Problem statement: Report, word for word, every line of the material that contains "name".

Given data:
## Start
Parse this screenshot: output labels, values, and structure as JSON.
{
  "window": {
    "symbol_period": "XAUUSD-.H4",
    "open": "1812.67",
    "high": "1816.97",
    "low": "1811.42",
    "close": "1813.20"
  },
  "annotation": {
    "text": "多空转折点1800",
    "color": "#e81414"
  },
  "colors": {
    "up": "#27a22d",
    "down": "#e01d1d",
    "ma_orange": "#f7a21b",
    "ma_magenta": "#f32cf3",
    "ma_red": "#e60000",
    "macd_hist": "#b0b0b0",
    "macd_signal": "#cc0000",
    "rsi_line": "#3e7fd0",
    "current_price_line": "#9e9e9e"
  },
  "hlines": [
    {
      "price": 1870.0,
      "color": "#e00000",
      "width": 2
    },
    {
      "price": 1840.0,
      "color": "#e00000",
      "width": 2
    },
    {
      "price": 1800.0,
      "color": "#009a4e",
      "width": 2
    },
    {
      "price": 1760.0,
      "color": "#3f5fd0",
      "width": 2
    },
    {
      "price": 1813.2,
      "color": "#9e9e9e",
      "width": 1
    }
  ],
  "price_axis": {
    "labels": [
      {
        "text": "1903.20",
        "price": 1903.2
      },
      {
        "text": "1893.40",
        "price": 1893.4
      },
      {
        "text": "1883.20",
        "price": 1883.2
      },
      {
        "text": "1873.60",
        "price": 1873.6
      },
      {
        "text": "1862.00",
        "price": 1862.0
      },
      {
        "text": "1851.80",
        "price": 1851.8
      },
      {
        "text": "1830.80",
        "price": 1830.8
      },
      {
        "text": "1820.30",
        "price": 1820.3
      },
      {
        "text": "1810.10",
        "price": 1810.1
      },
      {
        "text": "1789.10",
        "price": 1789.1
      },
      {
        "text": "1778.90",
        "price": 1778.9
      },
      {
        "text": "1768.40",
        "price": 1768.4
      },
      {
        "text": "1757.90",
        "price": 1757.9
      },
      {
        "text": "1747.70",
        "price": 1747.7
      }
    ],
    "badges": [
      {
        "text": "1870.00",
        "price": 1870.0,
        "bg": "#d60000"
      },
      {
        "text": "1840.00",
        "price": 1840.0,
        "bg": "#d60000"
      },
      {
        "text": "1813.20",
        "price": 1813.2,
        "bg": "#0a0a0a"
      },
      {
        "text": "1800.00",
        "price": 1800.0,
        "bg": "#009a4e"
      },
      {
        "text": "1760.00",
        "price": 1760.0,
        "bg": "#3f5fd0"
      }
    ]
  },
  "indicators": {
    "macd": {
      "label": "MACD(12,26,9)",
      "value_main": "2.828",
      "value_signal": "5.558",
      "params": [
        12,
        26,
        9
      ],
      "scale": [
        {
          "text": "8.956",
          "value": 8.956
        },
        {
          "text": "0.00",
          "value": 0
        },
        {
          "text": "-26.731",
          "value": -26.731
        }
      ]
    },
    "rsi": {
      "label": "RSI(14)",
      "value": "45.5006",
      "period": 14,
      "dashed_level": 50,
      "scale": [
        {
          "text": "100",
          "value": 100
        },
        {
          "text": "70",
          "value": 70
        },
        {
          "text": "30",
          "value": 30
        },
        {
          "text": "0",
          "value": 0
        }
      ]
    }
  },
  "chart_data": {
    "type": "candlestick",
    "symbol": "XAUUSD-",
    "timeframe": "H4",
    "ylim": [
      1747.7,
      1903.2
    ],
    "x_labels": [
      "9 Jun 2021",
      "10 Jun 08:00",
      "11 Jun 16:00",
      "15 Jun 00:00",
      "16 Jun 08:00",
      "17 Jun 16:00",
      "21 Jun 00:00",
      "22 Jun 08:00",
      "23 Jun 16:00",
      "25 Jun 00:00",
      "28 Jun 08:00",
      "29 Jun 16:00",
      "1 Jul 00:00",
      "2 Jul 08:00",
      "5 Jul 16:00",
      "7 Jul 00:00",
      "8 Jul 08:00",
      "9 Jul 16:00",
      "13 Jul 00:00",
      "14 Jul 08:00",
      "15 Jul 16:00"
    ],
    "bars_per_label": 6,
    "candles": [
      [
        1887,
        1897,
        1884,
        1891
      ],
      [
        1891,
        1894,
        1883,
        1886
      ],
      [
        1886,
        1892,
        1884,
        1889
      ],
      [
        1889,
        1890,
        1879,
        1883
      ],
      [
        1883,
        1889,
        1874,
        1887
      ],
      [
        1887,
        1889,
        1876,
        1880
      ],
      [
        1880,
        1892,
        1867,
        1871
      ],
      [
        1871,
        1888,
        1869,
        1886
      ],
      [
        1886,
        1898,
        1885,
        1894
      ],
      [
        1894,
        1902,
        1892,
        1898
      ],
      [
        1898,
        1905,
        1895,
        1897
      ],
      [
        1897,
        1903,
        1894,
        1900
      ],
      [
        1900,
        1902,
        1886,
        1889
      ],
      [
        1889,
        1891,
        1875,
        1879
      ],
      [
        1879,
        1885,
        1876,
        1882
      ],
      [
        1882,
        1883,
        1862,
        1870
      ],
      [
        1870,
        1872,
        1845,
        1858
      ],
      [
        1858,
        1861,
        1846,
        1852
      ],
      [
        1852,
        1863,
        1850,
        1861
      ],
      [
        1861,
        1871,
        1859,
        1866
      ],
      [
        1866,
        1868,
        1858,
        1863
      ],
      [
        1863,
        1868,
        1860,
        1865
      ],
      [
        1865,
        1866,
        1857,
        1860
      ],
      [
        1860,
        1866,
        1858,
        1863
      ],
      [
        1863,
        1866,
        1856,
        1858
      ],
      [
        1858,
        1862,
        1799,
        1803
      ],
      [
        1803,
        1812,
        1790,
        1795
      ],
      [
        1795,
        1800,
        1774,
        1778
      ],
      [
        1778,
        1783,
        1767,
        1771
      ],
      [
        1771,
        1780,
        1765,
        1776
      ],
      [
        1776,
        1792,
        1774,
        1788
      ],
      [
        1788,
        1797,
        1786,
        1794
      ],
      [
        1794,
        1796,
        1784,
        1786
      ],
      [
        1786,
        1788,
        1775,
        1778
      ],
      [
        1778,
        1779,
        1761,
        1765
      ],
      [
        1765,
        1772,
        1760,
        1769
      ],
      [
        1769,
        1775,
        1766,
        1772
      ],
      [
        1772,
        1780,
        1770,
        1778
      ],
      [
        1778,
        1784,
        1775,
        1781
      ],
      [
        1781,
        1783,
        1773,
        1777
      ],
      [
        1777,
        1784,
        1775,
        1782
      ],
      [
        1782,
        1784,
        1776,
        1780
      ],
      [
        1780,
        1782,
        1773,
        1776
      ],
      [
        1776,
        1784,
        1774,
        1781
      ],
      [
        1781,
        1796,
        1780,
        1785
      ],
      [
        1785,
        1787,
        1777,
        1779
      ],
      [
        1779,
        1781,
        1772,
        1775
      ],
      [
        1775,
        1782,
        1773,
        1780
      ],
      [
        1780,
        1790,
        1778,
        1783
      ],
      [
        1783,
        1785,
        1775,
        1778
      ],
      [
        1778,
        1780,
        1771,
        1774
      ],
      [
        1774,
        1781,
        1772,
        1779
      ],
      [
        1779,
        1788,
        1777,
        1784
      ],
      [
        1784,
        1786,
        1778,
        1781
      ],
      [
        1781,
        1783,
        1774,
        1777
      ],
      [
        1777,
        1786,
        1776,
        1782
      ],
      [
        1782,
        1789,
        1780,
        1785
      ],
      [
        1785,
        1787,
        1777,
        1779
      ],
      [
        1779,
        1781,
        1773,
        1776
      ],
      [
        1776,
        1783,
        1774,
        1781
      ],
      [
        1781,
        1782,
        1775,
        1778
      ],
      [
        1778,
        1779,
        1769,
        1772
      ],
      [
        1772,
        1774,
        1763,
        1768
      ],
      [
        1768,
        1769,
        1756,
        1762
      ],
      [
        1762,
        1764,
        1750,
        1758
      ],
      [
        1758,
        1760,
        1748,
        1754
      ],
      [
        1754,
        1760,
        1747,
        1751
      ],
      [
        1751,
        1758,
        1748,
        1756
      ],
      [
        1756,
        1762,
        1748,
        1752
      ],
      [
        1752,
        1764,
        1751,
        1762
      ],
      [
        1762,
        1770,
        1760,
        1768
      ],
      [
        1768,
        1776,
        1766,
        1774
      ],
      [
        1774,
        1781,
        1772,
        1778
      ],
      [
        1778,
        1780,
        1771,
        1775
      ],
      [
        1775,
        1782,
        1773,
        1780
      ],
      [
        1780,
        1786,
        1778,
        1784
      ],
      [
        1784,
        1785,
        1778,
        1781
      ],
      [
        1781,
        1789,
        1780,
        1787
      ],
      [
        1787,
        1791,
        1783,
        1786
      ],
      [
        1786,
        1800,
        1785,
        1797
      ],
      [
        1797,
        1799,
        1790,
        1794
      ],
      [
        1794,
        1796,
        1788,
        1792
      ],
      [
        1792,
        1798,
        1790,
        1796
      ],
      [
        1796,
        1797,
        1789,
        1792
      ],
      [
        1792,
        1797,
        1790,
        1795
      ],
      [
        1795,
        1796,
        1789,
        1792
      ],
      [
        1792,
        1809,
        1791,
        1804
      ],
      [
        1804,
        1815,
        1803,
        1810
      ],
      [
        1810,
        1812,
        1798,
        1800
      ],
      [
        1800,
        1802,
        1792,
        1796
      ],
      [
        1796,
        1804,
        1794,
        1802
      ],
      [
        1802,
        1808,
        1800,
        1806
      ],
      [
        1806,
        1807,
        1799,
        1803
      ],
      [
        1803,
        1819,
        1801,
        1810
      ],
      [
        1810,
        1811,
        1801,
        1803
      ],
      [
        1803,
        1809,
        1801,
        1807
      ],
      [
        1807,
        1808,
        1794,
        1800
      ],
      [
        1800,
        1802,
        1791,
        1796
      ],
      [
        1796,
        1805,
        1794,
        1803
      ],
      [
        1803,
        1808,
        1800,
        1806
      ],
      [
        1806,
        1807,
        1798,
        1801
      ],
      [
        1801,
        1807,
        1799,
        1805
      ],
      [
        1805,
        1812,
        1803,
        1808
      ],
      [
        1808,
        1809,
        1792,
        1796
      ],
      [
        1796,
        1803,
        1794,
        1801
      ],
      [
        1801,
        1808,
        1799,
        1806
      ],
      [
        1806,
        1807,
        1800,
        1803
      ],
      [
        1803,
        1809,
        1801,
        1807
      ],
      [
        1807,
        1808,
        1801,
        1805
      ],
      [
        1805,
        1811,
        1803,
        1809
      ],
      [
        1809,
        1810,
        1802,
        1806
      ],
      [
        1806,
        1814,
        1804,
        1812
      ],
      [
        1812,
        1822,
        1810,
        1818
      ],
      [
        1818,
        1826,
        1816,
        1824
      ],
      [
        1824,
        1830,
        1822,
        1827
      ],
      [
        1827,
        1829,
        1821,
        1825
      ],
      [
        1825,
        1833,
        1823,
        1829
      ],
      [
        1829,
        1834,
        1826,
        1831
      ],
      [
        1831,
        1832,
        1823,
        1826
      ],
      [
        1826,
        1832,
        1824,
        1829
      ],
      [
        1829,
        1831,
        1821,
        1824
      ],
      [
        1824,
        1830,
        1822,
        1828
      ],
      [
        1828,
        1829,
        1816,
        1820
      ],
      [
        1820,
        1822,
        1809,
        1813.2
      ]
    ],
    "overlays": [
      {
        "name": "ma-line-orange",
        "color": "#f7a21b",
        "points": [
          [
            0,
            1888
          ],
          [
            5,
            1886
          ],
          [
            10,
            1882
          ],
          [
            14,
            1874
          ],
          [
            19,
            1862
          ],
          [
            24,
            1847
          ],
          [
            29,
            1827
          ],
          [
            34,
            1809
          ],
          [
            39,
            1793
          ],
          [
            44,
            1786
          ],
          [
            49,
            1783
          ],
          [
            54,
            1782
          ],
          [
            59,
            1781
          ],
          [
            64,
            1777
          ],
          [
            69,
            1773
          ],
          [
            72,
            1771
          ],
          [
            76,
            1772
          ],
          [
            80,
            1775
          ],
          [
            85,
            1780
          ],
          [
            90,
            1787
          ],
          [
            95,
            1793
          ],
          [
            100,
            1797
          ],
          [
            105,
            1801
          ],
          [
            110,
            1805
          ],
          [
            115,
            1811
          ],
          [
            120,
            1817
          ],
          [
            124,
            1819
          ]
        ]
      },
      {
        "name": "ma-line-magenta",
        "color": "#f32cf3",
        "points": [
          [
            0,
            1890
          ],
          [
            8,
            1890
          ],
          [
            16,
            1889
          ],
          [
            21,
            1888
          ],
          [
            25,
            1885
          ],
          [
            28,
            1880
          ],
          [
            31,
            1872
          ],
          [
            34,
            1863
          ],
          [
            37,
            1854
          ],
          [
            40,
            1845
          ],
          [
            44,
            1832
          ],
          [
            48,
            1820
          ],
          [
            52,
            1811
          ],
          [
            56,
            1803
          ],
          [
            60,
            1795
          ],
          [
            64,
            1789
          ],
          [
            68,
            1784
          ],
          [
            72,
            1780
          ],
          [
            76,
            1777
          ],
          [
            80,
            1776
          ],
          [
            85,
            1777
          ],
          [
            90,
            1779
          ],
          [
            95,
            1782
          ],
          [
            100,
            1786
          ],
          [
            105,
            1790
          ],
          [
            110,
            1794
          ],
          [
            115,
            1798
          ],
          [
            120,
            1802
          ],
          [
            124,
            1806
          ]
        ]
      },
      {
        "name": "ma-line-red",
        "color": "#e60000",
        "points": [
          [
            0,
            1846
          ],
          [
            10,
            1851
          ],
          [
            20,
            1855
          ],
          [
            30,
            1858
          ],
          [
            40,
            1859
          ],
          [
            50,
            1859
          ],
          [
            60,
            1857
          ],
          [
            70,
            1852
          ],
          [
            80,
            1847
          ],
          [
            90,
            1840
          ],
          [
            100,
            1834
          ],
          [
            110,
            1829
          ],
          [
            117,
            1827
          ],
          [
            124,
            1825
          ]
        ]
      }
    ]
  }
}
## End
Expected output:
        "name": "ma-line-orange",
        "name": "ma-line-magenta",
        "name": "ma-line-red",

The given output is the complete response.